** INFORMATION GIVEN **
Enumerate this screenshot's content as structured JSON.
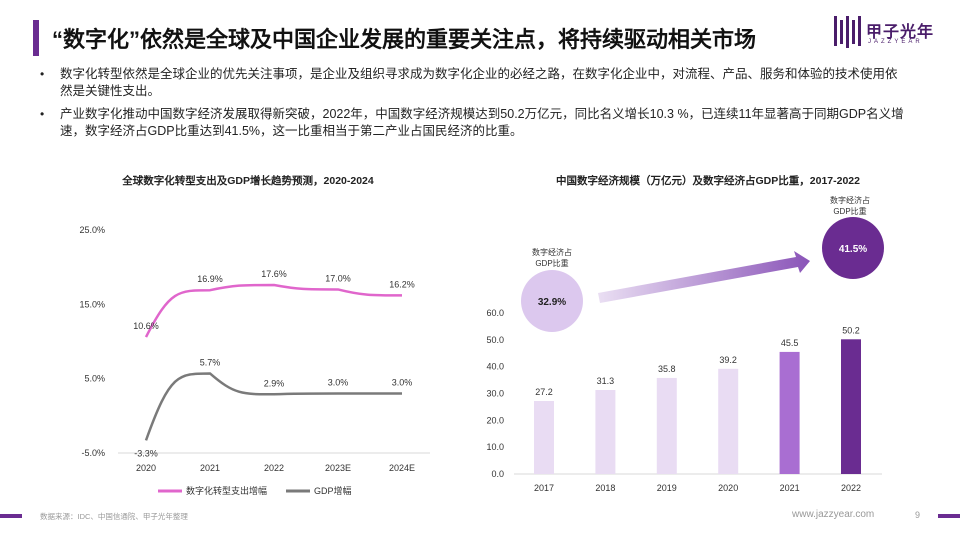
{
  "title": "“数字化”依然是全球及中国企业发展的重要关注点，将持续驱动相关市场",
  "logo": {
    "name": "甲子光年",
    "sub": "JAZZYEAR"
  },
  "bullets": [
    "数字化转型依然是全球企业的优先关注事项，是企业及组织寻求成为数字化企业的必经之路，在数字化企业中，对流程、产品、服务和体验的技术使用依然是关键性支出。",
    "产业数字化推动中国数字经济发展取得新突破，2022年，中国数字经济规模达到50.2万亿元，同比名义增长10.3 %，已连续11年显著高于同期GDP名义增速，数字经济占GDP比重达到41.5%，这一比重相当于第二产业占国民经济的比重。"
  ],
  "bullet_marker": "•",
  "chart_data": [
    {
      "type": "line",
      "title": "全球数字化转型支出及GDP增长趋势预测，2020-2024",
      "categories": [
        "2020",
        "2021",
        "2022",
        "2023E",
        "2024E"
      ],
      "series": [
        {
          "name": "数字化转型支出增幅",
          "values": [
            10.6,
            16.9,
            17.6,
            17.0,
            16.2
          ],
          "labels": [
            "10.6%",
            "16.9%",
            "17.6%",
            "17.0%",
            "16.2%"
          ],
          "color": "#e066cc"
        },
        {
          "name": "GDP增幅",
          "values": [
            -3.3,
            5.7,
            2.9,
            3.0,
            3.0
          ],
          "labels": [
            "-3.3%",
            "5.7%",
            "2.9%",
            "3.0%",
            "3.0%"
          ],
          "color": "#7a7a7a"
        }
      ],
      "yticks": [
        -5.0,
        5.0,
        15.0,
        25.0
      ],
      "ytick_labels": [
        "-5.0%",
        "5.0%",
        "15.0%",
        "25.0%"
      ],
      "ylim": [
        -5,
        25
      ],
      "legend": "bottom"
    },
    {
      "type": "bar",
      "title": "中国数字经济规模（万亿元）及数字经济占GDP比重，2017-2022",
      "categories": [
        "2017",
        "2018",
        "2019",
        "2020",
        "2021",
        "2022"
      ],
      "values": [
        27.2,
        31.3,
        35.8,
        39.2,
        45.5,
        50.2
      ],
      "labels": [
        "27.2",
        "31.3",
        "35.8",
        "39.2",
        "45.5",
        "50.2"
      ],
      "bar_colors": [
        "#e9dcf3",
        "#e9dcf3",
        "#e9dcf3",
        "#e9dcf3",
        "#a96ed2",
        "#6a2c91"
      ],
      "yticks": [
        0,
        10,
        20,
        30,
        40,
        50,
        60
      ],
      "ytick_labels": [
        "0.0",
        "10.0",
        "20.0",
        "30.0",
        "40.0",
        "50.0",
        "60.0"
      ],
      "ylim": [
        0,
        60
      ],
      "annotations": [
        {
          "label": "数字经济占GDP比重",
          "line1": "数字经济占",
          "line2": "GDP比重",
          "value": "32.9%",
          "year": "2017",
          "color": "#dcc8ee"
        },
        {
          "label": "数字经济占GDP比重",
          "line1": "数字经济占",
          "line2": "GDP比重",
          "value": "41.5%",
          "year": "2022",
          "color": "#6a2c91"
        }
      ]
    }
  ],
  "footer": {
    "source": "数据来源：IDC、中国信通院、甲子光年整理",
    "url": "www.jazzyear.com",
    "page": "9"
  }
}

** WHAT NEEDS TO BE DONE **
Repeat each entry precisely as it appears. Leave the pictures out.

** TASK SOLUTION **
Enumerate this screenshot's content as structured JSON.
{
  "title": "“数字化”依然是全球及中国企业发展的重要关注点，将持续驱动相关市场",
  "logo": {
    "name": "甲子光年",
    "sub": "JAZZYEAR"
  },
  "bullets": [
    "数字化转型依然是全球企业的优先关注事项，是企业及组织寻求成为数字化企业的必经之路，在数字化企业中，对流程、产品、服务和体验的技术使用依然是关键性支出。",
    "产业数字化推动中国数字经济发展取得新突破，2022年，中国数字经济规模达到50.2万亿元，同比名义增长10.3 %，已连续11年显著高于同期GDP名义增速，数字经济占GDP比重达到41.5%，这一比重相当于第二产业占国民经济的比重。"
  ],
  "bullet_marker": "•",
  "chart_data": [
    {
      "type": "line",
      "title": "全球数字化转型支出及GDP增长趋势预测，2020-2024",
      "categories": [
        "2020",
        "2021",
        "2022",
        "2023E",
        "2024E"
      ],
      "series": [
        {
          "name": "数字化转型支出增幅",
          "values": [
            10.6,
            16.9,
            17.6,
            17.0,
            16.2
          ],
          "labels": [
            "10.6%",
            "16.9%",
            "17.6%",
            "17.0%",
            "16.2%"
          ],
          "color": "#e066cc"
        },
        {
          "name": "GDP增幅",
          "values": [
            -3.3,
            5.7,
            2.9,
            3.0,
            3.0
          ],
          "labels": [
            "-3.3%",
            "5.7%",
            "2.9%",
            "3.0%",
            "3.0%"
          ],
          "color": "#7a7a7a"
        }
      ],
      "yticks": [
        -5.0,
        5.0,
        15.0,
        25.0
      ],
      "ytick_labels": [
        "-5.0%",
        "5.0%",
        "15.0%",
        "25.0%"
      ],
      "ylim": [
        -5,
        25
      ],
      "legend": "bottom"
    },
    {
      "type": "bar",
      "title": "中国数字经济规模（万亿元）及数字经济占GDP比重，2017-2022",
      "categories": [
        "2017",
        "2018",
        "2019",
        "2020",
        "2021",
        "2022"
      ],
      "values": [
        27.2,
        31.3,
        35.8,
        39.2,
        45.5,
        50.2
      ],
      "labels": [
        "27.2",
        "31.3",
        "35.8",
        "39.2",
        "45.5",
        "50.2"
      ],
      "bar_colors": [
        "#e9dcf3",
        "#e9dcf3",
        "#e9dcf3",
        "#e9dcf3",
        "#a96ed2",
        "#6a2c91"
      ],
      "yticks": [
        0,
        10,
        20,
        30,
        40,
        50,
        60
      ],
      "ytick_labels": [
        "0.0",
        "10.0",
        "20.0",
        "30.0",
        "40.0",
        "50.0",
        "60.0"
      ],
      "ylim": [
        0,
        60
      ],
      "annotations": [
        {
          "label": "数字经济占GDP比重",
          "line1": "数字经济占",
          "line2": "GDP比重",
          "value": "32.9%",
          "year": "2017",
          "color": "#dcc8ee"
        },
        {
          "label": "数字经济占GDP比重",
          "line1": "数字经济占",
          "line2": "GDP比重",
          "value": "41.5%",
          "year": "2022",
          "color": "#6a2c91"
        }
      ]
    }
  ],
  "footer": {
    "source": "数据来源：IDC、中国信通院、甲子光年整理",
    "url": "www.jazzyear.com",
    "page": "9"
  }
}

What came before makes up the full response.